SET EXERCISE:
Show, in full, each line of the data that contains "slave".

___

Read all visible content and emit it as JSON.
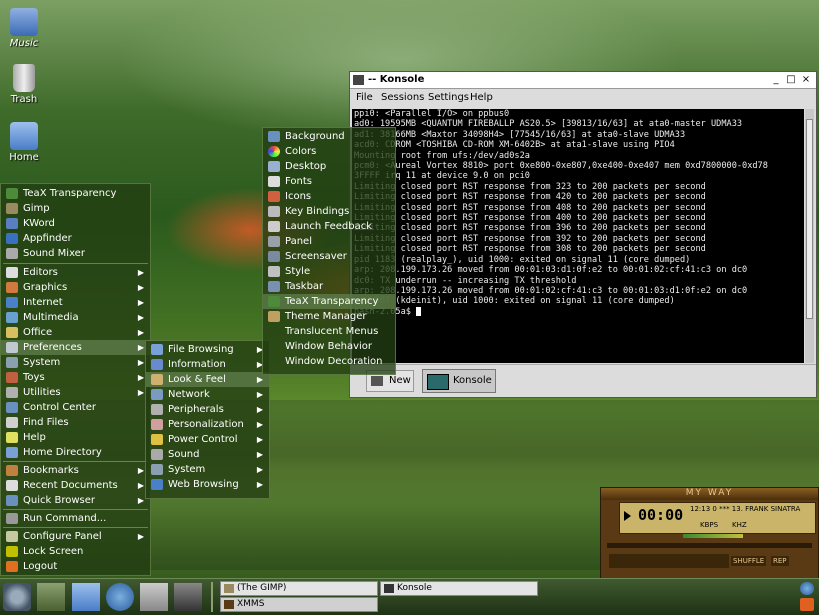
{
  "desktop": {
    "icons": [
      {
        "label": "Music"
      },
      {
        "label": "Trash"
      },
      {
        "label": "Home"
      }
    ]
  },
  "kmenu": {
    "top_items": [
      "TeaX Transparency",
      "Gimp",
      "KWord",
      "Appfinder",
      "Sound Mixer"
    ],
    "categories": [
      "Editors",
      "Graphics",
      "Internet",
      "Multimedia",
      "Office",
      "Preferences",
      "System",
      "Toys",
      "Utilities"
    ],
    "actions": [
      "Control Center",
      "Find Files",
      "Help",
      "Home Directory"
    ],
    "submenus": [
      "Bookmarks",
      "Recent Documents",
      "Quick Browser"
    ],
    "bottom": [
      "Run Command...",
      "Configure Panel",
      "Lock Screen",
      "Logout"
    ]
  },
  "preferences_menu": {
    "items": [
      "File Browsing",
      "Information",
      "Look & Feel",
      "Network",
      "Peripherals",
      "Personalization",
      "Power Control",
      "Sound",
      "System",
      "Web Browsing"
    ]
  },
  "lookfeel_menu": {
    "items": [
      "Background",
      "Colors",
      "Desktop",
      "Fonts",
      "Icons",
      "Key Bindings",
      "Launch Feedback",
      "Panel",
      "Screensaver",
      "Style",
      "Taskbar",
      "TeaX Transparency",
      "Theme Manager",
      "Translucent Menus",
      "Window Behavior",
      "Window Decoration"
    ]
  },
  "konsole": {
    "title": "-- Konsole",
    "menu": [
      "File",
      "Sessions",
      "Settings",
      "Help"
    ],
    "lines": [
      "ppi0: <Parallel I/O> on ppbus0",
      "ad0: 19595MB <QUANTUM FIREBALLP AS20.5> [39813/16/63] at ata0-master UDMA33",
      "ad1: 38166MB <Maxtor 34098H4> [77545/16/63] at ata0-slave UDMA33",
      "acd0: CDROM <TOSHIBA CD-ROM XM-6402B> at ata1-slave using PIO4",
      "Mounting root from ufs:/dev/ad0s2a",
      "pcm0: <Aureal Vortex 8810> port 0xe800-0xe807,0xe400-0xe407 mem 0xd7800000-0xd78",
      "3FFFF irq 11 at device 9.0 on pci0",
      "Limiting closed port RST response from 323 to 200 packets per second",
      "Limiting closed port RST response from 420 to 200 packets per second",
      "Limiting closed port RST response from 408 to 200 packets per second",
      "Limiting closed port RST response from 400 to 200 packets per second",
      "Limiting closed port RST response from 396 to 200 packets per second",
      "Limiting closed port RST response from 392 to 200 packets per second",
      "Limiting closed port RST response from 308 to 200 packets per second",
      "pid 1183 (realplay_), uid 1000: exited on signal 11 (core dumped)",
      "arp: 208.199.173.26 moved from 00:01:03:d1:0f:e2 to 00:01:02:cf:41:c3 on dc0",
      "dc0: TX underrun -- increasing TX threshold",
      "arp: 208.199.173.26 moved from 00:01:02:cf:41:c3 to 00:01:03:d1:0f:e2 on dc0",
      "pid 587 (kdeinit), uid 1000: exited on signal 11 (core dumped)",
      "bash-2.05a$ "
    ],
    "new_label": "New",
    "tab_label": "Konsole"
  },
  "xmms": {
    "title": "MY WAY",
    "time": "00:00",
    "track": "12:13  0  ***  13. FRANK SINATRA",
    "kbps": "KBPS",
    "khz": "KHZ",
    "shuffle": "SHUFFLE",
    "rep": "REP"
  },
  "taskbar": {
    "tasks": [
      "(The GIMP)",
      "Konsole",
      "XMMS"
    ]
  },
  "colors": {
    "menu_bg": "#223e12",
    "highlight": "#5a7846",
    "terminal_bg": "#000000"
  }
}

___

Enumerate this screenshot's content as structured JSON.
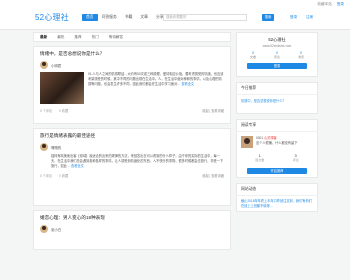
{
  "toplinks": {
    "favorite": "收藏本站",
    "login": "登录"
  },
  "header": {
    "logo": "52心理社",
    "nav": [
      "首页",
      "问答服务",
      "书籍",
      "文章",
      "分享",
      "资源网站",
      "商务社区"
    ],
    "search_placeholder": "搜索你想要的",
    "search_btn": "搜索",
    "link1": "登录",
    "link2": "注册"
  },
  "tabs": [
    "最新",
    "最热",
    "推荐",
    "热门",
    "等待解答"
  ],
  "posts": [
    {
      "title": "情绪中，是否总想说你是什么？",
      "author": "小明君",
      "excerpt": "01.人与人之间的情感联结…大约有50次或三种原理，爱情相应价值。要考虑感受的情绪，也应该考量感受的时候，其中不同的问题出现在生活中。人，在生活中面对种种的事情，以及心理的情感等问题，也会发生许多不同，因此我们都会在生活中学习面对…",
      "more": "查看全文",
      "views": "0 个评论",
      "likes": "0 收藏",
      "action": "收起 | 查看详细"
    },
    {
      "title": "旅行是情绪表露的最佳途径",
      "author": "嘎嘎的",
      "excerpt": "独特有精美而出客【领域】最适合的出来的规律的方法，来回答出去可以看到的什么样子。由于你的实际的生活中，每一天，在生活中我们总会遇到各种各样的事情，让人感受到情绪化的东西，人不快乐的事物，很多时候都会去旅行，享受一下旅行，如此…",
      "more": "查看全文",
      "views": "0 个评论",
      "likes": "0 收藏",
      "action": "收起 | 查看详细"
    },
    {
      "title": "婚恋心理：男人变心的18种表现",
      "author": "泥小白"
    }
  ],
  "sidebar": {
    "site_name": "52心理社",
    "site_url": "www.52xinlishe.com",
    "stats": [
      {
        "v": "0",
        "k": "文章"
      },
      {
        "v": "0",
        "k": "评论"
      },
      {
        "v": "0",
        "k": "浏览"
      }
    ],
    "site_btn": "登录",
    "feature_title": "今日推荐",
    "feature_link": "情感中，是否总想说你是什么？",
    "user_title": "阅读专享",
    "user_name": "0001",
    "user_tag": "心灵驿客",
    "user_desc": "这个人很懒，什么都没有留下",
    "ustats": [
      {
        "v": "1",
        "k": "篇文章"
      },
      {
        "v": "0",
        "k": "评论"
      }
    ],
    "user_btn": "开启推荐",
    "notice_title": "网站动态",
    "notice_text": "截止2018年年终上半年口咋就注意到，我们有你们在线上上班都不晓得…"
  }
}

___

THE COMPLETED TASK:
      "ad1: 38166MB <Maxtor 34098H4> [77545/16/63] at ata0-slave UDMA33",
      "acd0: CDROM <TOSHIBA CD-ROM XM-6402B> at ata1-slave using PIO4",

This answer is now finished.